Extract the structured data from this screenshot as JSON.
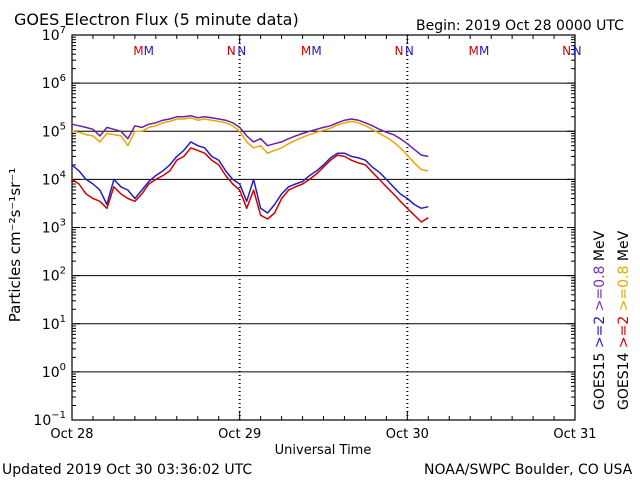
{
  "chart_data": {
    "type": "line",
    "title": "GOES Electron Flux (5 minute data)",
    "begin_label": "Begin: 2019 Oct 28 0000 UTC",
    "xlabel": "Universal Time",
    "ylabel": "Particles cm⁻²s⁻¹sr⁻¹",
    "footer_left": "Updated 2019 Oct 30 03:36:02 UTC",
    "footer_right": "NOAA/SWPC Boulder, CO USA",
    "x_unit": "hours since 2019 Oct 28 0000 UTC",
    "xlim": [
      0,
      72
    ],
    "x_ticks": [
      {
        "value": 0,
        "label": "Oct 28"
      },
      {
        "value": 24,
        "label": "Oct 29"
      },
      {
        "value": 48,
        "label": "Oct 30"
      },
      {
        "value": 72,
        "label": "Oct 31"
      }
    ],
    "y_scale": "log",
    "ylim_exponent": [
      -1,
      7
    ],
    "y_tick_exponents": [
      -1,
      0,
      1,
      2,
      3,
      4,
      5,
      6,
      7
    ],
    "threshold": {
      "value": 1000,
      "style": "dashed"
    },
    "markers": [
      {
        "x": 9.5,
        "label": "M",
        "color": "#d40000"
      },
      {
        "x": 11.0,
        "label": "M",
        "color": "#2020c0"
      },
      {
        "x": 22.8,
        "label": "N",
        "color": "#d40000"
      },
      {
        "x": 24.3,
        "label": "N",
        "color": "#2020c0"
      },
      {
        "x": 33.5,
        "label": "M",
        "color": "#d40000"
      },
      {
        "x": 35.0,
        "label": "M",
        "color": "#2020c0"
      },
      {
        "x": 46.8,
        "label": "N",
        "color": "#d40000"
      },
      {
        "x": 48.3,
        "label": "N",
        "color": "#2020c0"
      },
      {
        "x": 57.5,
        "label": "M",
        "color": "#d40000"
      },
      {
        "x": 59.0,
        "label": "M",
        "color": "#2020c0"
      },
      {
        "x": 70.8,
        "label": "N",
        "color": "#d40000"
      },
      {
        "x": 72.3,
        "label": "N",
        "color": "#2020c0"
      }
    ],
    "legend": [
      {
        "satellite": "GOES15",
        "energy": ">=2",
        "energy_unit": "MeV",
        "color_sat": "#000000",
        "color_energy": "#2020c0"
      },
      {
        "satellite": "GOES14",
        "energy": ">=2",
        "energy_unit": "MeV",
        "color_sat": "#000000",
        "color_energy": "#d40000"
      },
      {
        "satellite": "",
        "energy": ">=0.8",
        "energy_unit": "MeV",
        "color_sat": "#000000",
        "color_energy": "#7b2fb8"
      },
      {
        "satellite": "",
        "energy": ">=0.8",
        "energy_unit": "MeV",
        "color_sat": "#000000",
        "color_energy": "#e8a800"
      }
    ],
    "series": [
      {
        "name": "GOES15 >=0.8 MeV",
        "color": "#6a1fa8",
        "x": [
          0,
          1,
          2,
          3,
          4,
          5,
          6,
          7,
          8,
          9,
          10,
          11,
          12,
          13,
          14,
          15,
          16,
          17,
          18,
          19,
          20,
          21,
          22,
          23,
          24,
          25,
          26,
          27,
          28,
          29,
          30,
          31,
          32,
          33,
          34,
          35,
          36,
          37,
          38,
          39,
          40,
          41,
          42,
          43,
          44,
          45,
          46,
          47,
          48,
          49,
          50,
          51
        ],
        "y": [
          140000,
          130000,
          120000,
          110000,
          80000,
          120000,
          110000,
          100000,
          70000,
          130000,
          120000,
          140000,
          150000,
          170000,
          180000,
          200000,
          200000,
          210000,
          190000,
          200000,
          190000,
          180000,
          170000,
          150000,
          120000,
          80000,
          60000,
          70000,
          50000,
          55000,
          60000,
          70000,
          80000,
          90000,
          100000,
          110000,
          120000,
          130000,
          150000,
          170000,
          180000,
          170000,
          150000,
          130000,
          110000,
          95000,
          85000,
          70000,
          55000,
          42000,
          32000,
          30000
        ]
      },
      {
        "name": "GOES14 >=0.8 MeV",
        "color": "#e8a800",
        "x": [
          0,
          1,
          2,
          3,
          4,
          5,
          6,
          7,
          8,
          9,
          10,
          11,
          12,
          13,
          14,
          15,
          16,
          17,
          18,
          19,
          20,
          21,
          22,
          23,
          24,
          25,
          26,
          27,
          28,
          29,
          30,
          31,
          32,
          33,
          34,
          35,
          36,
          37,
          38,
          39,
          40,
          41,
          42,
          43,
          44,
          45,
          46,
          47,
          48,
          49,
          50,
          51
        ],
        "y": [
          100000,
          95000,
          85000,
          80000,
          60000,
          90000,
          85000,
          80000,
          50000,
          100000,
          100000,
          120000,
          130000,
          150000,
          160000,
          180000,
          180000,
          190000,
          170000,
          180000,
          170000,
          160000,
          150000,
          130000,
          100000,
          60000,
          45000,
          50000,
          35000,
          40000,
          45000,
          55000,
          65000,
          75000,
          85000,
          95000,
          105000,
          115000,
          135000,
          150000,
          160000,
          150000,
          130000,
          110000,
          90000,
          75000,
          60000,
          45000,
          32000,
          22000,
          16000,
          15000
        ]
      },
      {
        "name": "GOES15 >=2 MeV",
        "color": "#2020c0",
        "x": [
          0,
          1,
          2,
          3,
          4,
          5,
          6,
          7,
          8,
          9,
          10,
          11,
          12,
          13,
          14,
          15,
          16,
          17,
          18,
          19,
          20,
          21,
          22,
          23,
          24,
          25,
          26,
          27,
          28,
          29,
          30,
          31,
          32,
          33,
          34,
          35,
          36,
          37,
          38,
          39,
          40,
          41,
          42,
          43,
          44,
          45,
          46,
          47,
          48,
          49,
          50,
          51
        ],
        "y": [
          20000,
          15000,
          10000,
          8000,
          6000,
          3000,
          10000,
          7000,
          6000,
          4000,
          6000,
          9000,
          12000,
          15000,
          20000,
          30000,
          40000,
          60000,
          50000,
          45000,
          30000,
          25000,
          15000,
          10000,
          8000,
          3500,
          10000,
          2500,
          2000,
          3000,
          5000,
          7000,
          8000,
          9000,
          12000,
          15000,
          20000,
          28000,
          35000,
          35000,
          30000,
          28000,
          25000,
          18000,
          14000,
          10000,
          7000,
          5000,
          4000,
          3000,
          2500,
          2700
        ]
      },
      {
        "name": "GOES14 >=2 MeV",
        "color": "#d40000",
        "x": [
          0,
          1,
          2,
          3,
          4,
          5,
          6,
          7,
          8,
          9,
          10,
          11,
          12,
          13,
          14,
          15,
          16,
          17,
          18,
          19,
          20,
          21,
          22,
          23,
          24,
          25,
          26,
          27,
          28,
          29,
          30,
          31,
          32,
          33,
          34,
          35,
          36,
          37,
          38,
          39,
          40,
          41,
          42,
          43,
          44,
          45,
          46,
          47,
          48,
          49,
          50,
          51
        ],
        "y": [
          10000,
          8000,
          5000,
          4000,
          3500,
          2500,
          7000,
          5000,
          4000,
          3500,
          5000,
          8000,
          10000,
          12000,
          15000,
          25000,
          30000,
          45000,
          40000,
          35000,
          25000,
          20000,
          12000,
          8000,
          6000,
          2500,
          6000,
          1800,
          1500,
          2000,
          4000,
          6000,
          7000,
          8000,
          10000,
          13000,
          18000,
          25000,
          32000,
          30000,
          25000,
          22000,
          20000,
          14000,
          10000,
          7000,
          5000,
          3500,
          2500,
          1800,
          1300,
          1600
        ]
      }
    ]
  }
}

━━━━━━━━━━━━━━━━━━━━━━━━━━━━━━

WORK TO BE COMPLETED ->
State how many lines of the listing above hold the word "satellite", with nothing but the number.

REPLY ->
4